— Start —
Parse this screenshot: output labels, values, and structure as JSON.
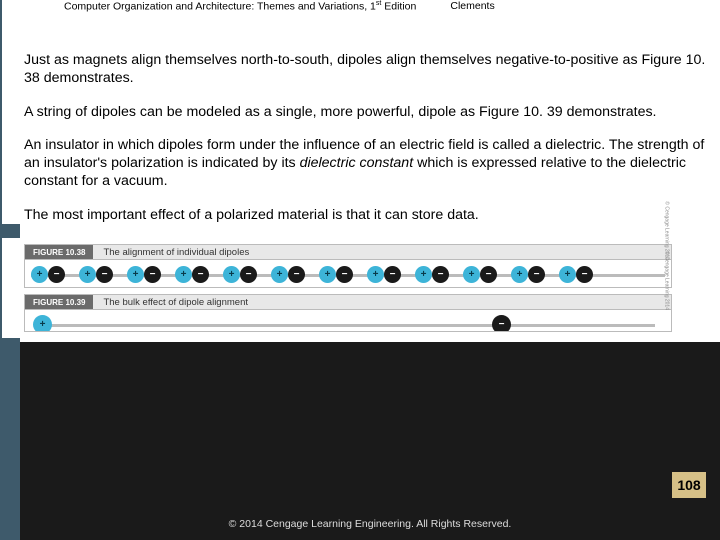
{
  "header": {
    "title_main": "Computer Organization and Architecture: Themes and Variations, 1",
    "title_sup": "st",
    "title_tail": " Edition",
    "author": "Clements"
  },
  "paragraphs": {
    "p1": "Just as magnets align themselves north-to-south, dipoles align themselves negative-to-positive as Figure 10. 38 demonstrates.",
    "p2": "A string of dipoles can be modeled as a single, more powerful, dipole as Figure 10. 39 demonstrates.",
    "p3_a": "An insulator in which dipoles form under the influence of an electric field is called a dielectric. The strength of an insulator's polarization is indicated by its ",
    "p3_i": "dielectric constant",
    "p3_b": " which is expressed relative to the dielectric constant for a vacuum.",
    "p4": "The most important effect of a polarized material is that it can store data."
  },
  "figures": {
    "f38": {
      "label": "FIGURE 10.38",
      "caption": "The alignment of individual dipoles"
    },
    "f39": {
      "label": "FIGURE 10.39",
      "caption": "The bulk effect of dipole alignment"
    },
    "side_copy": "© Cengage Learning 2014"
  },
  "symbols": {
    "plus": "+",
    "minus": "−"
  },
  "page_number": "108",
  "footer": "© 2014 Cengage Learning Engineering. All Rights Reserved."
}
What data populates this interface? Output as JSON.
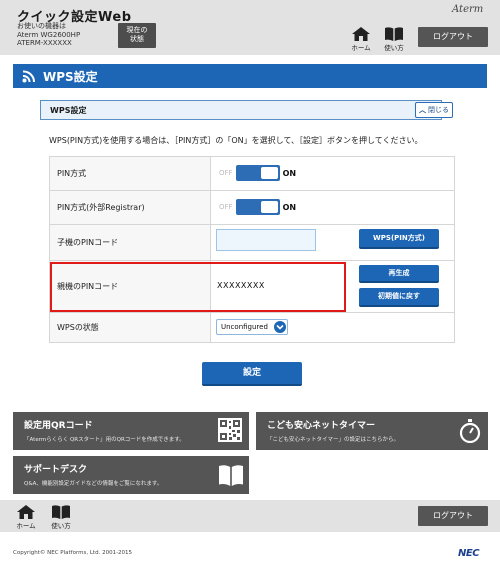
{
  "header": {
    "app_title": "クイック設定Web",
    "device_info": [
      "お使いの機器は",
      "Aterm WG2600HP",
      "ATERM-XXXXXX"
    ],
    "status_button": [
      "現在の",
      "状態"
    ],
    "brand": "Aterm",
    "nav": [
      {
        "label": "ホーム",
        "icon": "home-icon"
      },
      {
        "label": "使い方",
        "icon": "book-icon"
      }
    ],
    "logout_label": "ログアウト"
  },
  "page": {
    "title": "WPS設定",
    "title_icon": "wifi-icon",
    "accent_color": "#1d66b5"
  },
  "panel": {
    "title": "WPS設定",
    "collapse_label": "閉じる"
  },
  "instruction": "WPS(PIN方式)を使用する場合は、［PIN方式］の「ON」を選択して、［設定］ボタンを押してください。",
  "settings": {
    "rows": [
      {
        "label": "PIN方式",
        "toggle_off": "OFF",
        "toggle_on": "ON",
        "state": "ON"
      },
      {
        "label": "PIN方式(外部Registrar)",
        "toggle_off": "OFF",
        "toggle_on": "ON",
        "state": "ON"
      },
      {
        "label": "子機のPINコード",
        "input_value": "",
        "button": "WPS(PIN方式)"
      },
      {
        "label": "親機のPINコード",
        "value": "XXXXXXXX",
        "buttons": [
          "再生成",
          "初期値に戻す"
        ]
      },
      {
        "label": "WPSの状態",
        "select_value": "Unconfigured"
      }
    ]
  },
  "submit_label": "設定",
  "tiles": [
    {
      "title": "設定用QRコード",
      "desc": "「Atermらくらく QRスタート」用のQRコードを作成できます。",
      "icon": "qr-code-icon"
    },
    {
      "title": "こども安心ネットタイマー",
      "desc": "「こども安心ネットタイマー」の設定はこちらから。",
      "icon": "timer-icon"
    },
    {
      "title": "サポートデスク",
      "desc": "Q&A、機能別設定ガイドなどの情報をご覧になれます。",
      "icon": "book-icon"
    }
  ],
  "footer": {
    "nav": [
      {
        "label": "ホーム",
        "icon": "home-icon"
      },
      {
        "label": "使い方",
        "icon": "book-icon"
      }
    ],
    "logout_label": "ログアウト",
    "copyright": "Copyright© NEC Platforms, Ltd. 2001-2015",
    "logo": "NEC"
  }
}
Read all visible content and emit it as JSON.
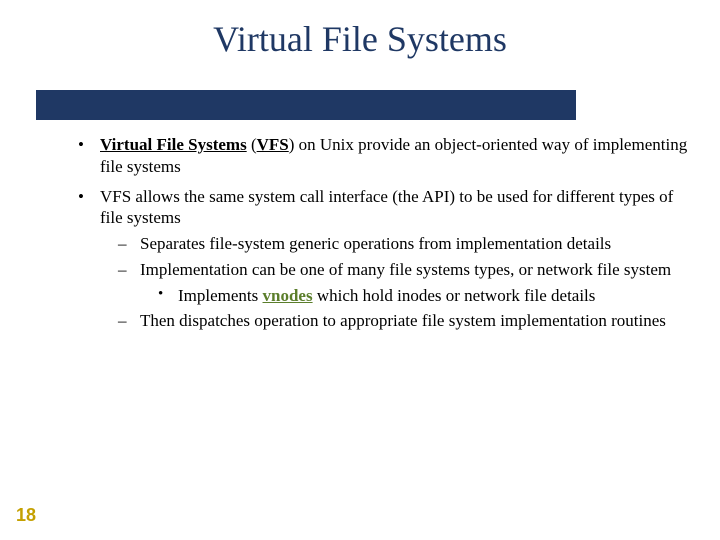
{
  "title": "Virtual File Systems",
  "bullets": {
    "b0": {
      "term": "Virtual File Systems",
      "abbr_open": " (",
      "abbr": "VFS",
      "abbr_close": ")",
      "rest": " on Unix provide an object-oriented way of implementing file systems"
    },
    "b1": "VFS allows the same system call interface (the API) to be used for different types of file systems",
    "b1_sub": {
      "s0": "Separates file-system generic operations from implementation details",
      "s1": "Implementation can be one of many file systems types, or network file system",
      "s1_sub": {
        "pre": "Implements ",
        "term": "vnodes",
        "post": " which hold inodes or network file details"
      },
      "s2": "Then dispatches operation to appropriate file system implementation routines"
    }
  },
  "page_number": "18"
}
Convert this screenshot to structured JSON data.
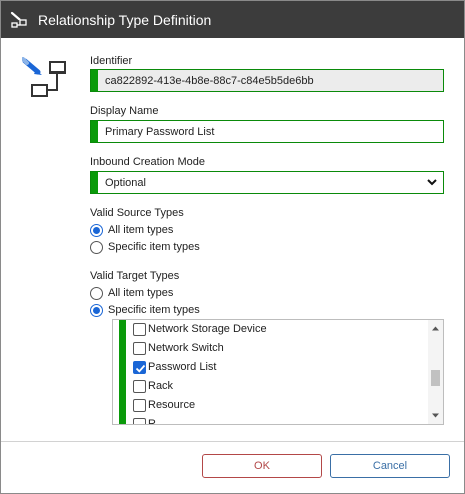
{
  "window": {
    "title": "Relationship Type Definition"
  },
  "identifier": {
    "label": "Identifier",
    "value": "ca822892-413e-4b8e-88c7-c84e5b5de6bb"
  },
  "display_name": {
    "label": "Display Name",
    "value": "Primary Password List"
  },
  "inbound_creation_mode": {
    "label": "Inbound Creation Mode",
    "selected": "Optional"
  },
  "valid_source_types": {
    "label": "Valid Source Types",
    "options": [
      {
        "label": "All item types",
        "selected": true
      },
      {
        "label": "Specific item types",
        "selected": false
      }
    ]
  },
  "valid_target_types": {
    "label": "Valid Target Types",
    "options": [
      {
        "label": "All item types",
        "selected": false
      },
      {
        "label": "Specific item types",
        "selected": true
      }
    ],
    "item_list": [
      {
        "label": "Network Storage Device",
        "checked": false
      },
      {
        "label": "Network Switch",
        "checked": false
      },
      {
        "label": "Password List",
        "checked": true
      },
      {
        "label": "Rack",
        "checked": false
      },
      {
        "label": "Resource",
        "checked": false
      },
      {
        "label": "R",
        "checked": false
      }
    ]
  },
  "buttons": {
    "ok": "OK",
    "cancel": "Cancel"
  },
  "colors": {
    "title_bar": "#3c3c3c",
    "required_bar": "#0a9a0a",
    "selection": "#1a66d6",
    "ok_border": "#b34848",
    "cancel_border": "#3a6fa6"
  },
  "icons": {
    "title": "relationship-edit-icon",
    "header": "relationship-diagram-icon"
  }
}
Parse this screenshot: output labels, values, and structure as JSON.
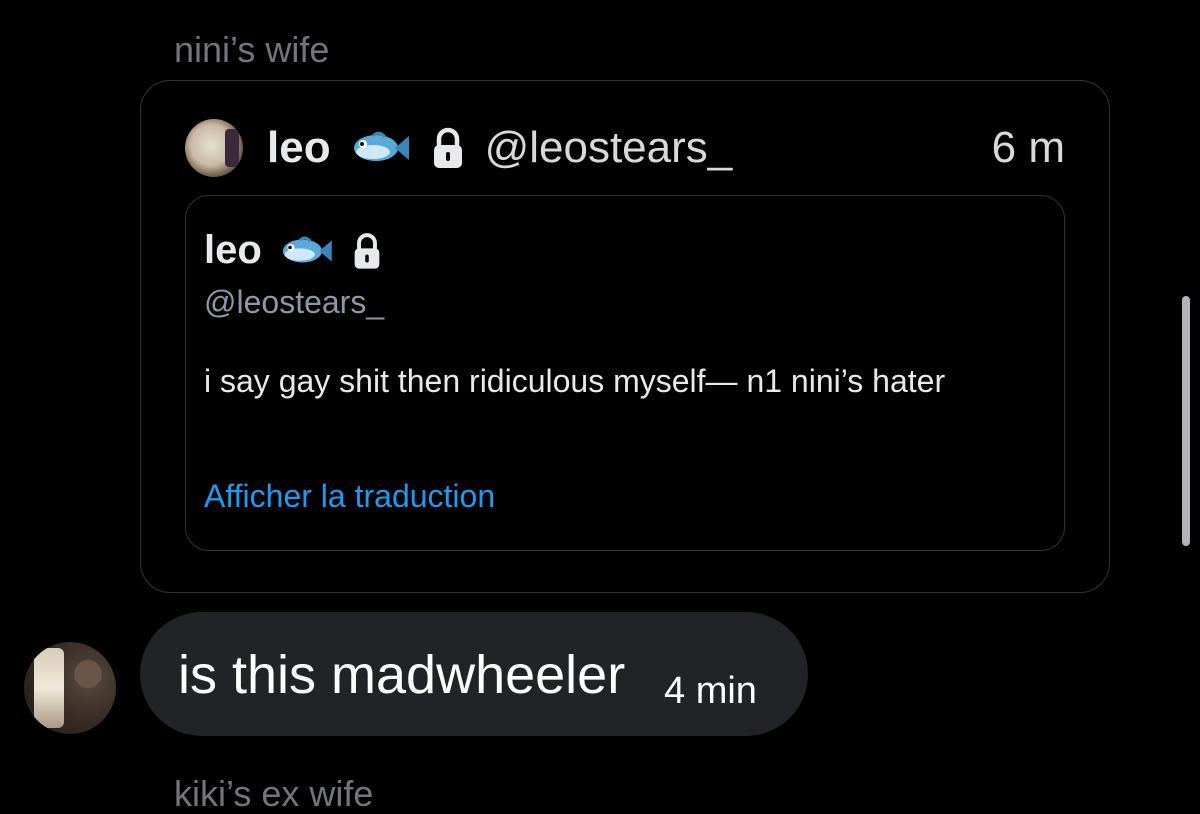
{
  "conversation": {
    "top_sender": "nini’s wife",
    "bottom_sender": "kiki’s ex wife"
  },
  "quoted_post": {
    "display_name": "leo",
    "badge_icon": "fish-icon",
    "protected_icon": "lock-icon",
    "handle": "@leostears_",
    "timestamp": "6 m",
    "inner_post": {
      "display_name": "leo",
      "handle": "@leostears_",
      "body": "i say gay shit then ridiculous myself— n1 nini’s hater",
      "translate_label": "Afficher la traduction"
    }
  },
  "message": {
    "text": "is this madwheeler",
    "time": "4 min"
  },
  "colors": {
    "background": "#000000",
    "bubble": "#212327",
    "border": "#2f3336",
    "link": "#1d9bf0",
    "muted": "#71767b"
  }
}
— End —
Count all lines of the data that include "Learning". The answer is the number alone.

■ Answer to this problem: 2